* [Mithilfe der Angaben]:
1/ Prüfen Sie, ob die folgenden Aussagen mit dem Text über das Tanzcamp in Parndorf übereinstimmen, und antworten Sie jeweils mit Ja oder Nein samt den entscheidenden Worten des Textes im genauen Wortlaut: (a) Das Training findet in der Arena 7111 statt. (b) Der Text stellt das Camp als harmlose Sommerfreizeit dar. (c) Die Trainerinnen und Trainer gehen nachsichtig mit den Teilnehmenden um.
2/ Geben Sie aus dem Text über das Tanzcamp in Parndorf wortgetreu den Abschnitt wieder, der mit „Trainiert wird in“ beginnt und sich bis einschließlich „zum Frühgottesdienst zusammentrommelt.“ fortsetzt.

* [Lesetext]:

◇ ◇ ◇ ◇

Man darf sich das einmal vorstellen in dieser Republik: Da steht eine Halle, die wegen ihrer Postleitzahl von 7111 vermutlich mehr Quadratmeter besitzt als das burgenländische Budget für Ortsbildpflege, und drinnen wird getanzt, als hinge der nächste Weltcup davon ab. Sechsundsechzigig junge Menschen, die zwischen acht und vermutlich vierzehn Lebensjahren irgendwo da angesiedelt sind, wo die Hormone verrücktspielen und die Choreografie noch schlimmer, geben in Parndorf den Ton an. Wer jetzt glaubt, es handle sich um eine harmlose Sommerfreizeit, irrt gewaltig. Es handelt sich um eine logistische Meisterleistung, bei der jede einzelne Fußspitze aktenkundig verwaltet wird.
Trainiert wird in der Arena 7111, die klingt, als hätte sich ein Katasterbeamter bei einer Wette mit dem Gemeindesekretär selbst übertroffen. Die Räume sind voll, die Stimmung ist voll, die Begeisterung ist voll. Wer noch einen freien Quadratmeter sucht, muss ihn vermutlich selber mitbringen. Was als Sommercamp daherkommt, entpuppt sich bei näherer Betrachtung als eine Art Bewährungseinheit für Haltung, Disziplin und die Fähigkeit, in einer Gruppe von Gleichaltrigen den inneren Schweinehund nicht nur zu kennen, sondern ihm auch noch eine Choreografie beizubringen. Die Trainerinnen und Trainer arbeiten mit einer Strenge, die in dieser Altersklasse sonst höchstens die Religionslehrerin an den Tag legt, wenn sie die Ministranten zum Frühgottesdienst zusammentrommelt.

◇ ◇ ◇ ◇

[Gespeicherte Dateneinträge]
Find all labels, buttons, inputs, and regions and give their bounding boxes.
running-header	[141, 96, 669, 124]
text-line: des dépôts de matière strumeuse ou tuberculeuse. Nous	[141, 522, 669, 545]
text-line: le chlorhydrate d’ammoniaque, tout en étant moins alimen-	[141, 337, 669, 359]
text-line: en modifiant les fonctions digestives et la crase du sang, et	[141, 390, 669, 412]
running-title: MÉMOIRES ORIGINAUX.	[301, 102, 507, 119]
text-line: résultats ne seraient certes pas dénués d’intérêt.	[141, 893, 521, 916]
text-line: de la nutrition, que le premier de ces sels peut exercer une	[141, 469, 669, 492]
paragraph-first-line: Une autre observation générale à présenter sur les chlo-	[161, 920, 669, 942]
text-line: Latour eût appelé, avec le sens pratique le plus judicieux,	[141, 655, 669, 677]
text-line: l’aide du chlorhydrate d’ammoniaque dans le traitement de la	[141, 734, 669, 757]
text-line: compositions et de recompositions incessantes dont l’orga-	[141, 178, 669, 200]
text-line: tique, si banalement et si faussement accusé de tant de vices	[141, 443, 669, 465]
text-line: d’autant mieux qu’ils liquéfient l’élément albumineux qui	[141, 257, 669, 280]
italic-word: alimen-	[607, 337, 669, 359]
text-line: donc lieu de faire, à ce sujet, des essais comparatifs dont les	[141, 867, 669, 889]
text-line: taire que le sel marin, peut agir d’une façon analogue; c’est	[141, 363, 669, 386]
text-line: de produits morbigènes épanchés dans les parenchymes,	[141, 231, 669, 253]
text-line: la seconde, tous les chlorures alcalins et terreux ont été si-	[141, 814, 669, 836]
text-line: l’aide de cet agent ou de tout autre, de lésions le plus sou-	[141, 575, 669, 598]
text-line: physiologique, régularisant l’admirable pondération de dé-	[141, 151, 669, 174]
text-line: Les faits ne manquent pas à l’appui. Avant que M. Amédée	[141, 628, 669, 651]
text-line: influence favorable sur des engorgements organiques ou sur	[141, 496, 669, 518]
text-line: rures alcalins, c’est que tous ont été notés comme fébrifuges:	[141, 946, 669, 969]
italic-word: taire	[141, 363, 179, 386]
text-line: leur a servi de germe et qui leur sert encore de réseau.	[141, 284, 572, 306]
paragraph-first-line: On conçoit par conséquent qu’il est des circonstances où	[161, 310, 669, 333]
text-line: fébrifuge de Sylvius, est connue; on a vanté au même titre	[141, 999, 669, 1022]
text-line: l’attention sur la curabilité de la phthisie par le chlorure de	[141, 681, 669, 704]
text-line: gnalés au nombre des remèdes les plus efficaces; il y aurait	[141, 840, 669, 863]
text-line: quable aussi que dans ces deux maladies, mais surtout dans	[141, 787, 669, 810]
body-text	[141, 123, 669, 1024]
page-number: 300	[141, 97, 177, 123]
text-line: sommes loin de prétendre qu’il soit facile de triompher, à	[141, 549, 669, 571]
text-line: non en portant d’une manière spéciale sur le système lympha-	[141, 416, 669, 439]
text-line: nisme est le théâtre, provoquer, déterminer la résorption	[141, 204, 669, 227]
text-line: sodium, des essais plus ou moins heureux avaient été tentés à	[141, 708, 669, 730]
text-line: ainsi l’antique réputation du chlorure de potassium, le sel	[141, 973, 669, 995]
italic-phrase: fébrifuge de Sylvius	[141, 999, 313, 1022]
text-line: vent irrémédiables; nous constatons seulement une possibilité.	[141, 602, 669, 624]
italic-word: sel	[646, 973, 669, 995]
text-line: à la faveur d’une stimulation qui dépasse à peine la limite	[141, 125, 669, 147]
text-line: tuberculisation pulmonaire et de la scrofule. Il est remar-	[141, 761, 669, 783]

◇ ◇ ◇ ◇

* [Erwartete Ergebnisse]:
1/
(a) Ja: „Trainiert wird in der Arena 7111“
(b) Nein: „Wer jetzt glaubt, es handle sich um eine harmlose Sommerfreizeit, irrt gewaltig.“
(c) Nein: „Die Trainerinnen und Trainer arbeiten mit einer Strenge“

2/
Trainiert wird in der Arena 7111, die klingt, als hätte sich ein Katasterbeamter bei einer Wette mit dem Gemeindesekretär selbst übertroffen. Die Räume sind voll, die Stimmung ist voll, die Begeisterung ist voll. Wer noch einen freien Quadratmeter sucht, muss ihn vermutlich selber mitbringen. Was als Sommercamp daherkommt, entpuppt sich bei näherer Betrachtung als eine Art Bewährungseinheit für Haltung, Disziplin und die Fähigkeit, in einer Gruppe von Gleichaltrigen den inneren Schweinehund nicht nur zu kennen, sondern ihm auch noch eine Choreografie beizubringen. Die Trainerinnen und Trainer arbeiten mit einer Strenge, die in dieser Altersklasse sonst höchstens die Religionslehrerin an den Tag legt, wenn sie die Ministranten zum Frühgottesdienst zusammentrommelt.